== RECORDS

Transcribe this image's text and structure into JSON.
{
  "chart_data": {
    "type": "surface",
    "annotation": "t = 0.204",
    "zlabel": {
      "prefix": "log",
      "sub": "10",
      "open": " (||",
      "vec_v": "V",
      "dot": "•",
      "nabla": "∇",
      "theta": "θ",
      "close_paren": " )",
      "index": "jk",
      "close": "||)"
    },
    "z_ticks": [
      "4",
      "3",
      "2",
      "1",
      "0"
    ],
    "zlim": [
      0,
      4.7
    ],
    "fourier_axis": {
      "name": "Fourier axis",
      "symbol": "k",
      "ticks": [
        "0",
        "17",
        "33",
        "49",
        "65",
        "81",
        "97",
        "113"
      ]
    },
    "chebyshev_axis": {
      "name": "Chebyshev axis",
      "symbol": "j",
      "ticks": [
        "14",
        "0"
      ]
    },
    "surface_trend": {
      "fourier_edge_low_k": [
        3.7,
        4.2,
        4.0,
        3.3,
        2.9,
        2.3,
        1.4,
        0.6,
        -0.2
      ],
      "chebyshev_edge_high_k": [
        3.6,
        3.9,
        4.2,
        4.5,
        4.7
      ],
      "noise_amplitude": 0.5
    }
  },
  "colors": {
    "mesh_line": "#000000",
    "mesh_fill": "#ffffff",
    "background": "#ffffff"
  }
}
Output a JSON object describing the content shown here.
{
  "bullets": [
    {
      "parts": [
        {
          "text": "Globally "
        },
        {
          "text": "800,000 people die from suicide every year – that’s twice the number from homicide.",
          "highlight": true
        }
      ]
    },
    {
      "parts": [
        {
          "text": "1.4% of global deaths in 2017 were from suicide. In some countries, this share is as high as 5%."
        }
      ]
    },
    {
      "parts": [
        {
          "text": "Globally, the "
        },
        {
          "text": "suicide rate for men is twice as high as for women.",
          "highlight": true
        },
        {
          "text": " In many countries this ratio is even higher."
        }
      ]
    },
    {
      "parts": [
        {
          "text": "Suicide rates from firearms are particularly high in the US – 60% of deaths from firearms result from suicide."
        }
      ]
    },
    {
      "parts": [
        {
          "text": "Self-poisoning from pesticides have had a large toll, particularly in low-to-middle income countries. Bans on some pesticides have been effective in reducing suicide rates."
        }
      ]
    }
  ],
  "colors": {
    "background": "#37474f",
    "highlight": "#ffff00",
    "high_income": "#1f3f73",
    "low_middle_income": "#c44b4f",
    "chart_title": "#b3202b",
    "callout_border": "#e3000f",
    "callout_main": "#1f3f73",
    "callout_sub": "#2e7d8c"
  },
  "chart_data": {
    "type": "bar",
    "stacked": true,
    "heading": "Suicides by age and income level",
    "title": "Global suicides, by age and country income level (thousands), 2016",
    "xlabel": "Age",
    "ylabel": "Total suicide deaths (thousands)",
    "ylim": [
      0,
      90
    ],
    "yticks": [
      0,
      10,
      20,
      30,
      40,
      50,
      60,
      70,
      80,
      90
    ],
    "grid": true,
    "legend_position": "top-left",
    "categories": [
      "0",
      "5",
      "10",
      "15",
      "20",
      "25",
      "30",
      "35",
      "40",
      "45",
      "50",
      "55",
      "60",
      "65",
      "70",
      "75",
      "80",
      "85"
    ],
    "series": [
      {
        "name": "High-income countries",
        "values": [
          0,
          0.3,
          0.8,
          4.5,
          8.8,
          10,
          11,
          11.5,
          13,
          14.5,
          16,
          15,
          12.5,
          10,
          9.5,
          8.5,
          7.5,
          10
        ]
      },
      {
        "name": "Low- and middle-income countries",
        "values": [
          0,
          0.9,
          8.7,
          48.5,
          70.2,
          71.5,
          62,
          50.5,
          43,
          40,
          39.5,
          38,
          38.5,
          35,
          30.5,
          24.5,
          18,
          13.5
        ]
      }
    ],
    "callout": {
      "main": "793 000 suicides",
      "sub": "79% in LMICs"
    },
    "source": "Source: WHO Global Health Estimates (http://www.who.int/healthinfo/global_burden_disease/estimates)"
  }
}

====

- SET EXERCISE -
Quote the entire listing above exactly.

- RESULT -
Transcribe this image's text and structure into JSON.
{
  "chart_data": {
    "type": "surface",
    "annotation": "t = 0.204",
    "zlabel": {
      "prefix": "log",
      "sub": "10",
      "open": " (||",
      "vec_v": "V",
      "dot": "•",
      "nabla": "∇",
      "theta": "θ",
      "close_paren": " )",
      "index": "jk",
      "close": "||)"
    },
    "z_ticks": [
      "4",
      "3",
      "2",
      "1",
      "0"
    ],
    "zlim": [
      0,
      4.7
    ],
    "fourier_axis": {
      "name": "Fourier axis",
      "symbol": "k",
      "ticks": [
        "0",
        "17",
        "33",
        "49",
        "65",
        "81",
        "97",
        "113"
      ]
    },
    "chebyshev_axis": {
      "name": "Chebyshev axis",
      "symbol": "j",
      "ticks": [
        "14",
        "0"
      ]
    },
    "surface_trend": {
      "fourier_edge_low_k": [
        3.7,
        4.2,
        4.0,
        3.3,
        2.9,
        2.3,
        1.4,
        0.6,
        -0.2
      ],
      "chebyshev_edge_high_k": [
        3.6,
        3.9,
        4.2,
        4.5,
        4.7
      ],
      "noise_amplitude": 0.5
    }
  },
  "colors": {
    "mesh_line": "#000000",
    "mesh_fill": "#ffffff",
    "background": "#ffffff"
  }
}
Output a JSON object describing the content shown here.
{
  "bullets": [
    {
      "parts": [
        {
          "text": "Globally "
        },
        {
          "text": "800,000 people die from suicide every year – that’s twice the number from homicide.",
          "highlight": true
        }
      ]
    },
    {
      "parts": [
        {
          "text": "1.4% of global deaths in 2017 were from suicide. In some countries, this share is as high as 5%."
        }
      ]
    },
    {
      "parts": [
        {
          "text": "Globally, the "
        },
        {
          "text": "suicide rate for men is twice as high as for women.",
          "highlight": true
        },
        {
          "text": " In many countries this ratio is even higher."
        }
      ]
    },
    {
      "parts": [
        {
          "text": "Suicide rates from firearms are particularly high in the US – 60% of deaths from firearms result from suicide."
        }
      ]
    },
    {
      "parts": [
        {
          "text": "Self-poisoning from pesticides have had a large toll, particularly in low-to-middle income countries. Bans on some pesticides have been effective in reducing suicide rates."
        }
      ]
    }
  ],
  "colors": {
    "background": "#37474f",
    "highlight": "#ffff00",
    "high_income": "#1f3f73",
    "low_middle_income": "#c44b4f",
    "chart_title": "#b3202b",
    "callout_border": "#e3000f",
    "callout_main": "#1f3f73",
    "callout_sub": "#2e7d8c"
  },
  "chart_data": {
    "type": "bar",
    "stacked": true,
    "heading": "Suicides by age and income level",
    "title": "Global suicides, by age and country income level (thousands), 2016",
    "xlabel": "Age",
    "ylabel": "Total suicide deaths (thousands)",
    "ylim": [
      0,
      90
    ],
    "yticks": [
      0,
      10,
      20,
      30,
      40,
      50,
      60,
      70,
      80,
      90
    ],
    "grid": true,
    "legend_position": "top-left",
    "categories": [
      "0",
      "5",
      "10",
      "15",
      "20",
      "25",
      "30",
      "35",
      "40",
      "45",
      "50",
      "55",
      "60",
      "65",
      "70",
      "75",
      "80",
      "85"
    ],
    "series": [
      {
        "name": "High-income countries",
        "values": [
          0,
          0.3,
          0.8,
          4.5,
          8.8,
          10,
          11,
          11.5,
          13,
          14.5,
          16,
          15,
          12.5,
          10,
          9.5,
          8.5,
          7.5,
          10
        ]
      },
      {
        "name": "Low- and middle-income countries",
        "values": [
          0,
          0.9,
          8.7,
          48.5,
          70.2,
          71.5,
          62,
          50.5,
          43,
          40,
          39.5,
          38,
          38.5,
          35,
          30.5,
          24.5,
          18,
          13.5
        ]
      }
    ],
    "callout": {
      "main": "793 000 suicides",
      "sub": "79% in LMICs"
    },
    "source": "Source: WHO Global Health Estimates (http://www.who.int/healthinfo/global_burden_disease/estimates)"
  }
}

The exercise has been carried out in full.